▶ _Data for processing_:
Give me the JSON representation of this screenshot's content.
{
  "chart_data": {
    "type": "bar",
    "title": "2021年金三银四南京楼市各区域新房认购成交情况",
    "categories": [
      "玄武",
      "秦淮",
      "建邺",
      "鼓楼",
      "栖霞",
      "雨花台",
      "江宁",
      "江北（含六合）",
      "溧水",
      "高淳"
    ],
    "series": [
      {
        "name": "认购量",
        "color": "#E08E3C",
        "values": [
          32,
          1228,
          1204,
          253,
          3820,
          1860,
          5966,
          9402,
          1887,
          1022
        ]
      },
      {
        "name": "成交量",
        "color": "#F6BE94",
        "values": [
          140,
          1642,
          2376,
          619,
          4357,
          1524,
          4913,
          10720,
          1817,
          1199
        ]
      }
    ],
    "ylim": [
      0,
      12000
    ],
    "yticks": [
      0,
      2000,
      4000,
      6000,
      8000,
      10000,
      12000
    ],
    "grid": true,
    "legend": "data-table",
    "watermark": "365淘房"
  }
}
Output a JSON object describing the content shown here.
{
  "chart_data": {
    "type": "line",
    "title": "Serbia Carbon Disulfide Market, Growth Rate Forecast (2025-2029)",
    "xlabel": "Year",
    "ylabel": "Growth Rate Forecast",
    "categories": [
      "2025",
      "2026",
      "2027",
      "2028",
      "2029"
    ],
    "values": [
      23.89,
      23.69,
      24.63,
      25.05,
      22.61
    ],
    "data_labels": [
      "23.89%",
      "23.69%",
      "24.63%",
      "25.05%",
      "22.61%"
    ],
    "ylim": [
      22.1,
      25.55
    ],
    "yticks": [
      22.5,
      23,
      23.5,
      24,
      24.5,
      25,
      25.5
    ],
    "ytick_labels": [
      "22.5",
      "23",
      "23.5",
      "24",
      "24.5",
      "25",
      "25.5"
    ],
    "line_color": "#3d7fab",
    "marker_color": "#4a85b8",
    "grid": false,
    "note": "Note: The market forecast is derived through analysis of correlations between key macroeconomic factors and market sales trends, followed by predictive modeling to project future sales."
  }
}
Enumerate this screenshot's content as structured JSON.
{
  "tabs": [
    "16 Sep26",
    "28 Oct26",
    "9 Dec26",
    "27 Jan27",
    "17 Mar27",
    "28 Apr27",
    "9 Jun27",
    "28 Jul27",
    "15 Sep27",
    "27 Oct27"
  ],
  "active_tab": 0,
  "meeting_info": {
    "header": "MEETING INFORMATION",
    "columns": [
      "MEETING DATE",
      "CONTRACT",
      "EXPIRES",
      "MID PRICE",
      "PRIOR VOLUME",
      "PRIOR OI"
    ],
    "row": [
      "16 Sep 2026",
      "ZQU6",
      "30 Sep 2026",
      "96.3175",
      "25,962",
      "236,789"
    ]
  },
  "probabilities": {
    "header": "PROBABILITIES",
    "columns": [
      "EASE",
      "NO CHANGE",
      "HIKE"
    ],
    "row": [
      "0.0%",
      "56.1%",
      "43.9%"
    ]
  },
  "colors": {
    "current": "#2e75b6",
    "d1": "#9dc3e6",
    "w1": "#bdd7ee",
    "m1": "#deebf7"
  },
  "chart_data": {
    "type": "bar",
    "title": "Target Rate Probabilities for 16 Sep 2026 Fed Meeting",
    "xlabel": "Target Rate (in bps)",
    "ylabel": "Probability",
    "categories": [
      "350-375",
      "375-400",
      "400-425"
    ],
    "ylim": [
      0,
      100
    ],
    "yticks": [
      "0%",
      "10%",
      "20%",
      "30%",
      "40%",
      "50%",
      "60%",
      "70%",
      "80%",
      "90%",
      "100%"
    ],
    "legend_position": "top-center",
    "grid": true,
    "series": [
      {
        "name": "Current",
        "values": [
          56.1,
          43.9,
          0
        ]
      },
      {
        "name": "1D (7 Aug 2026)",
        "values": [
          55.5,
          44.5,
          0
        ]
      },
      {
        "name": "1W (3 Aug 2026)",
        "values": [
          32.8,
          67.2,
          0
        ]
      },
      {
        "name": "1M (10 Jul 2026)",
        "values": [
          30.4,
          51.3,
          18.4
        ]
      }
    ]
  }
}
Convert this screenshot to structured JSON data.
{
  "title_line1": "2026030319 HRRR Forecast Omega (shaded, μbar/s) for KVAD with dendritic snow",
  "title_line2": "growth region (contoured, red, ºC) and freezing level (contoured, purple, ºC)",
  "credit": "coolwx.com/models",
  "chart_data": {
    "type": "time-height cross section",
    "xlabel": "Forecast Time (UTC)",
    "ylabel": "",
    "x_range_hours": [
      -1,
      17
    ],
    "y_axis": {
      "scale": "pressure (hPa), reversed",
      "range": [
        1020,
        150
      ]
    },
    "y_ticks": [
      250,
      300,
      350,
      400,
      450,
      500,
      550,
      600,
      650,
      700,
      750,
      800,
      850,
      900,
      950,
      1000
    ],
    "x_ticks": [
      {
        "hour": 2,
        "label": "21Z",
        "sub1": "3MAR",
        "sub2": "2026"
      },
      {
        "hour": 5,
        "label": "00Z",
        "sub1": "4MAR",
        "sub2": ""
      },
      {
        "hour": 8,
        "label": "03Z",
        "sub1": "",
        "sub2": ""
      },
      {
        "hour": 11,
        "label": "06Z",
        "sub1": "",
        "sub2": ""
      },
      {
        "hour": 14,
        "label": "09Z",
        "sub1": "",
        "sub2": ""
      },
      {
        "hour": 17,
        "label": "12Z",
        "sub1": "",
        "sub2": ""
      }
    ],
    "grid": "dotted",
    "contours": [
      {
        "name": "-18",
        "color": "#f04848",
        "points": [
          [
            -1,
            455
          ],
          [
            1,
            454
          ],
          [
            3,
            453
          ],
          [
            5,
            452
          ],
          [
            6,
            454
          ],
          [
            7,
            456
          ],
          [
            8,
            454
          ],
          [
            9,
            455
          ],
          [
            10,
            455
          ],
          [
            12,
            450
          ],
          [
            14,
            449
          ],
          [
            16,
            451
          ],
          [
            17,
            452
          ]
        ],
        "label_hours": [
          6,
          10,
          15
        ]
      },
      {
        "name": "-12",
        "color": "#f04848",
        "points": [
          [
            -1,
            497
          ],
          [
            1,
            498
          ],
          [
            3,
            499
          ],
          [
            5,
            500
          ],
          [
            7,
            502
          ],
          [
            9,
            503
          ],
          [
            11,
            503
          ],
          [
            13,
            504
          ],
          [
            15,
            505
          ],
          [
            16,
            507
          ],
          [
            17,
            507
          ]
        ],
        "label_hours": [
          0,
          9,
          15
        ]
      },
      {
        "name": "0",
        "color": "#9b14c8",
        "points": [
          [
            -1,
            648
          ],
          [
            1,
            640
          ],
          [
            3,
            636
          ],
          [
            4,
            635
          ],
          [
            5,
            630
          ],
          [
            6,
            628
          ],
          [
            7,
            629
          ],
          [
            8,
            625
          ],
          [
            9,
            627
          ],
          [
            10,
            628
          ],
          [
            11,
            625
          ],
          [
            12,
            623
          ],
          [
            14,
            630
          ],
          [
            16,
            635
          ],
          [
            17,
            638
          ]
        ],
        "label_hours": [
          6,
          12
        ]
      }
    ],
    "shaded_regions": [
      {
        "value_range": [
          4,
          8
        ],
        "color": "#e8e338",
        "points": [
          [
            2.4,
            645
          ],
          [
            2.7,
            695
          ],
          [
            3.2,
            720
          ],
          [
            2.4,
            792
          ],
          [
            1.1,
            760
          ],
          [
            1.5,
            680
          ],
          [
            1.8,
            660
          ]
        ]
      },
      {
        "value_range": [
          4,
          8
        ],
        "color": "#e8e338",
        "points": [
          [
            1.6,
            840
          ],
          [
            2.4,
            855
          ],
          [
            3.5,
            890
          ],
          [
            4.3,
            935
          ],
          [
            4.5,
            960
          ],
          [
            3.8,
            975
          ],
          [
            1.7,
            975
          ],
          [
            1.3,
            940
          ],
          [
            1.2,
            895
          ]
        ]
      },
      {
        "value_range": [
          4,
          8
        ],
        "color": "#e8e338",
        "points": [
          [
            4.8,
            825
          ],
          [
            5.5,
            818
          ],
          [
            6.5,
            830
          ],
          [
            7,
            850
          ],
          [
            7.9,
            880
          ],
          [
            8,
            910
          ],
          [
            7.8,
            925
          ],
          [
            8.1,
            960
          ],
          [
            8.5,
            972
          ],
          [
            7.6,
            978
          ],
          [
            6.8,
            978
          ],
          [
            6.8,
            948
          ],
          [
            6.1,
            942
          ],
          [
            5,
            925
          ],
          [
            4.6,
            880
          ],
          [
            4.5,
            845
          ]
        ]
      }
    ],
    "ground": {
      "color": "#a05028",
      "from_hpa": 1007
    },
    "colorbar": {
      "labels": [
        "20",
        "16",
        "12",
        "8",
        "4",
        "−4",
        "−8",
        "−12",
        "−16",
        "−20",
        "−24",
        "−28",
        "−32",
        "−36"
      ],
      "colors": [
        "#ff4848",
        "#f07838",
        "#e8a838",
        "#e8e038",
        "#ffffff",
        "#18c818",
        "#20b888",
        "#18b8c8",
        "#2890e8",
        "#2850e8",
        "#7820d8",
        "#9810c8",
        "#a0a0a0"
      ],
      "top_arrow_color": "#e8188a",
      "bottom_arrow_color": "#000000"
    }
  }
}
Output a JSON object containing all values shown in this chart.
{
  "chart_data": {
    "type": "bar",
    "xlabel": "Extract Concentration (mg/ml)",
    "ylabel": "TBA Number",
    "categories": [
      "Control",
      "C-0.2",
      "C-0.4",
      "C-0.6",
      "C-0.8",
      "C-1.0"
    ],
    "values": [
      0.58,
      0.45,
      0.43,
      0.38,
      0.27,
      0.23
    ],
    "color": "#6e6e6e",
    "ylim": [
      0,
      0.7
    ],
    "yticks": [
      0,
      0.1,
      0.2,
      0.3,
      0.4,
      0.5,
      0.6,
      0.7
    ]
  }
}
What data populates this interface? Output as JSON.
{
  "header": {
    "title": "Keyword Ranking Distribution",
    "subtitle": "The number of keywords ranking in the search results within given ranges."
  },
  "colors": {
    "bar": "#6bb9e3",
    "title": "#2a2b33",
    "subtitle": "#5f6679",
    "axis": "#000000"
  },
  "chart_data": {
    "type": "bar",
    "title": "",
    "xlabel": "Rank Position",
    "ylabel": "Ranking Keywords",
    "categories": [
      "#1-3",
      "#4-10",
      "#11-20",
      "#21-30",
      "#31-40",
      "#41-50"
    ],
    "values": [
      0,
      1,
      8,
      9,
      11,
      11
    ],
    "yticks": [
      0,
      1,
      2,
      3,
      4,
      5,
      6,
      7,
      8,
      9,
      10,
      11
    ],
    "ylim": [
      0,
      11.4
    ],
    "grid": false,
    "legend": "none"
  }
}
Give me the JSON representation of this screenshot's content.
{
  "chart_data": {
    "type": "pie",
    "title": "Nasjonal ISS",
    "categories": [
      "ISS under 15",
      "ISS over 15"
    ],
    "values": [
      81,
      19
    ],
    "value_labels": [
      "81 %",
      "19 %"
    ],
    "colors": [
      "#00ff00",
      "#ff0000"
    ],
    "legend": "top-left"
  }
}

▶ _Exercise prompt_:
Copy every line of the records above that holds the word "subtitle".

▶ _Reply to the exercise_:
    "subtitle": "The number of keywords ranking in the search results within given ranges."
    "subtitle": "#5f6679",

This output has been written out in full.